==== Excerpted text ====

An early supporter of the group, painter-decorator Darren Carroll has had death threats since he left. But why did he change his mind about the English Defence League?

Darren Carroll is a slight man with bright blue eyes and an urgent need for redemption. A painter-decorator in his fifties, he has lived in Luton his whole life. He was one of the original members of the English Defence League (EDL), the far-right street movement founded by Carroll’s nephew Tommy Robinson.

Recently, things haven’t been easy. Four months before our meeting at a café near Luton Airport Parkway Station, Carroll had a minor stroke that affected his speech and vision. It was the delayed fallout from an attack in a pub across the road, his local. A stranger, who seemed to know a lot about him, started a conversation. “He showed me his arm. It was tattooed. There was a little bit of white skin left on the whole sleeve,” says Carroll. “He said, ‘Look at that.’ I said, ‘What?’ He said, ‘White is right.’ I said, ‘Nah, mate, I know exactly where you’re coming from. There’s nothing wrong with being white but there’s nothing right with it.’”

The man pretended to leave the pub, then walked back in and hit Carroll hard on the back of the head with his forearm. Afterwards, Carroll suffered persistent headaches. It caused a blood clot that set off the stroke. When we met, he had mostly recovered but was still unable to work.

It was not the first attack. Carroll has also had his front door kicked in. He and his children have received death threats. “This is since speaking up,” he says. “Not leaving – that’s different.”

Carroll looks uncomfortable when we discuss the early days of the EDL. “It was an organic thing,” he says. “Lots of people were involved at the very beginning for different reasons. Personally, I was not happy with the way the town was being run on a political level. Looking back, I was disenfranchised from mainstream politics.”

Luton has the dubious distinction of being a centre of both far-right and Islamist extremism. The EDL began here in 2009, in response to a demonstration organised by Anjem Choudary’s now banned extremist group al-Muhajiroun, which in turn was a reaction against an army regiment marching in Luton.

==== Recorded information ====

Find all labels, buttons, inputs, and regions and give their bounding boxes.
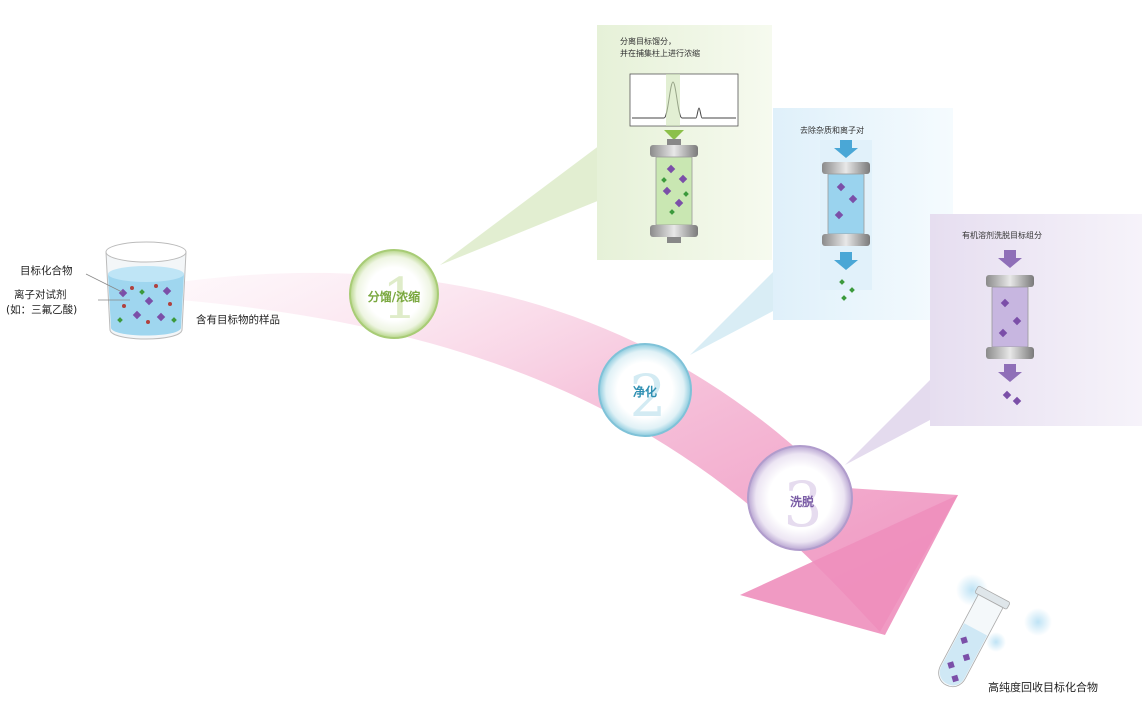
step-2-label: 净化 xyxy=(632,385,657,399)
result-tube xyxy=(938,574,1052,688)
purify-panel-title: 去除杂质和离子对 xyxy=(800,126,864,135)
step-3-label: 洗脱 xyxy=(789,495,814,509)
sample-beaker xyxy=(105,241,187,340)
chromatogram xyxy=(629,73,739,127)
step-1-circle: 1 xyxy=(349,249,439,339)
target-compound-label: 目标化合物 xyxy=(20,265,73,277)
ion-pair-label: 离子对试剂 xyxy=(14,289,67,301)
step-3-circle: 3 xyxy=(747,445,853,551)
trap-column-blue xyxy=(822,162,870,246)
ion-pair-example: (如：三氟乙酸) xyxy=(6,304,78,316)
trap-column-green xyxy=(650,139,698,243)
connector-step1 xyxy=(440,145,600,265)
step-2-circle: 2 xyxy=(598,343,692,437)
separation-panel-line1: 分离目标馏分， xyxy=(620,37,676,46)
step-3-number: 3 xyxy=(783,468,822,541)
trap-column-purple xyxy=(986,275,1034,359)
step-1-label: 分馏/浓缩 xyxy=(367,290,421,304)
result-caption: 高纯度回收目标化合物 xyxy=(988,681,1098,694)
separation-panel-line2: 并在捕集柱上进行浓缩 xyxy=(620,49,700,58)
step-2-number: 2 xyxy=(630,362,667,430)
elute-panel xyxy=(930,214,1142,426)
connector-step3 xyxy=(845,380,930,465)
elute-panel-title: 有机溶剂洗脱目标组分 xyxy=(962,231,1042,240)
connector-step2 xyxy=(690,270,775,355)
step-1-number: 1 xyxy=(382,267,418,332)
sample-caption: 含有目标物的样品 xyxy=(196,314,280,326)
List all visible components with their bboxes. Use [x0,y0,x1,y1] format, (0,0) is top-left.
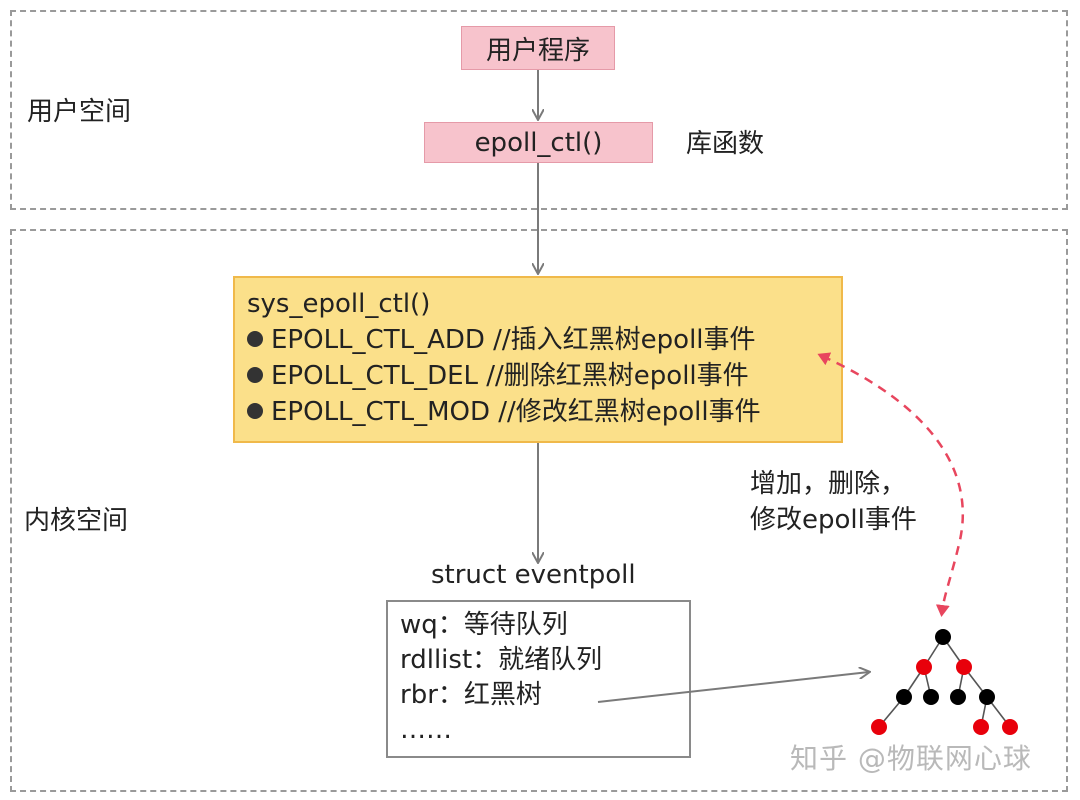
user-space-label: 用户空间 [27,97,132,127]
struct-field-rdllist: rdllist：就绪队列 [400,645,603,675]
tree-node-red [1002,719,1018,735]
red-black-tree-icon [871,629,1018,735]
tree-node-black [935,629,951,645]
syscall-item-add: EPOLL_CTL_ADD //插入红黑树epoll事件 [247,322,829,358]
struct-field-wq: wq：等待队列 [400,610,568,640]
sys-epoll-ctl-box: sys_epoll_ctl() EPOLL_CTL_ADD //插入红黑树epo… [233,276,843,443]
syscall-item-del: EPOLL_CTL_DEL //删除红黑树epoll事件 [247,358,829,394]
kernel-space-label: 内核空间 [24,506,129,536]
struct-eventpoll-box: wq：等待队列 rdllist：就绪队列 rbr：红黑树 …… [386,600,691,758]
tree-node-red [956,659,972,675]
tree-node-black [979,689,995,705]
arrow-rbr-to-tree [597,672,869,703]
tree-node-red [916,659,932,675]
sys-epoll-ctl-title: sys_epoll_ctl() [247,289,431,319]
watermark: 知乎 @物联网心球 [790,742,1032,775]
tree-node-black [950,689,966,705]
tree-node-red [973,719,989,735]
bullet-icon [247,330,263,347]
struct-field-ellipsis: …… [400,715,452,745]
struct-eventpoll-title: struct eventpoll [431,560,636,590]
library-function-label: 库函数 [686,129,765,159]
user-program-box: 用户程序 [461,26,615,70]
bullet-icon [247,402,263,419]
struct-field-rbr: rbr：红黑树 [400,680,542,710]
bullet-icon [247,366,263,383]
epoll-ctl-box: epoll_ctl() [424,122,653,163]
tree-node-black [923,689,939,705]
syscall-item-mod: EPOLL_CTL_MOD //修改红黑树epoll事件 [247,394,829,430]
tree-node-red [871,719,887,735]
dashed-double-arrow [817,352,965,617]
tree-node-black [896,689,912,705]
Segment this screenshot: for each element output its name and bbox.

====

**Tasks**
[1] Retype the passage about Darren Carroll word for word, beginning at the words "It was not the" and stopping after the words "marching in Luton.".
[2] Within the entries, write out only the lines beginning at the line that has "step-2-label: 净化 xyxy=(632,385,657,399)" and stopping after the line that has "connector-step2 xyxy=(690,270,775,355)". Swap "trap-column" for "capture-column" and leave everything else unchanged.

**Exercise solutions**
[1]
It was not the first attack. Carroll has also had his front door kicked in. He and his children have received death threats. “This is since speaking up,” he says. “Not leaving – that’s different.”

Carroll looks uncomfortable when we discuss the early days of the EDL. “It was an organic thing,” he says. “Lots of people were involved at the very beginning for different reasons. Personally, I was not happy with the way the town was being run on a political level. Looking back, I was disenfranchised from mainstream politics.”

Luton has the dubious distinction of being a centre of both far-right and Islamist extremism. The EDL began here in 2009, in response to a demonstration organised by Anjem Choudary’s now banned extremist group al-Muhajiroun, which in turn was a reaction against an army regiment marching in Luton.

[2]
step-2-label: 净化 xyxy=(632,385,657,399)
result-tube xyxy=(938,574,1052,688)
purify-panel-title: 去除杂质和离子对 xyxy=(800,126,864,135)
step-3-label: 洗脱 xyxy=(789,495,814,509)
sample-beaker xyxy=(105,241,187,340)
chromatogram xyxy=(629,73,739,127)
step-1-circle: 1 xyxy=(349,249,439,339)
target-compound-label: 目标化合物 xyxy=(20,265,73,277)
ion-pair-label: 离子对试剂 xyxy=(14,289,67,301)
step-3-circle: 3 xyxy=(747,445,853,551)
capture-column-blue xyxy=(822,162,870,246)
ion-pair-example: (如：三氟乙酸) xyxy=(6,304,78,316)
capture-column-green xyxy=(650,139,698,243)
connector-step1 xyxy=(440,145,600,265)
step-2-circle: 2 xyxy=(598,343,692,437)
separation-panel-line1: 分离目标馏分， xyxy=(620,37,676,46)
step-3-number: 3 xyxy=(783,468,822,541)
capture-column-purple xyxy=(986,275,1034,359)
step-1-label: 分馏/浓缩 xyxy=(367,290,421,304)
result-caption: 高纯度回收目标化合物 xyxy=(988,681,1098,694)
separation-panel-line2: 并在捕集柱上进行浓缩 xyxy=(620,49,700,58)
step-2-number: 2 xyxy=(630,362,667,430)
elute-panel xyxy=(930,214,1142,426)
connector-step3 xyxy=(845,380,930,465)
elute-panel-title: 有机溶剂洗脱目标组分 xyxy=(962,231,1042,240)
connector-step2 xyxy=(690,270,775,355)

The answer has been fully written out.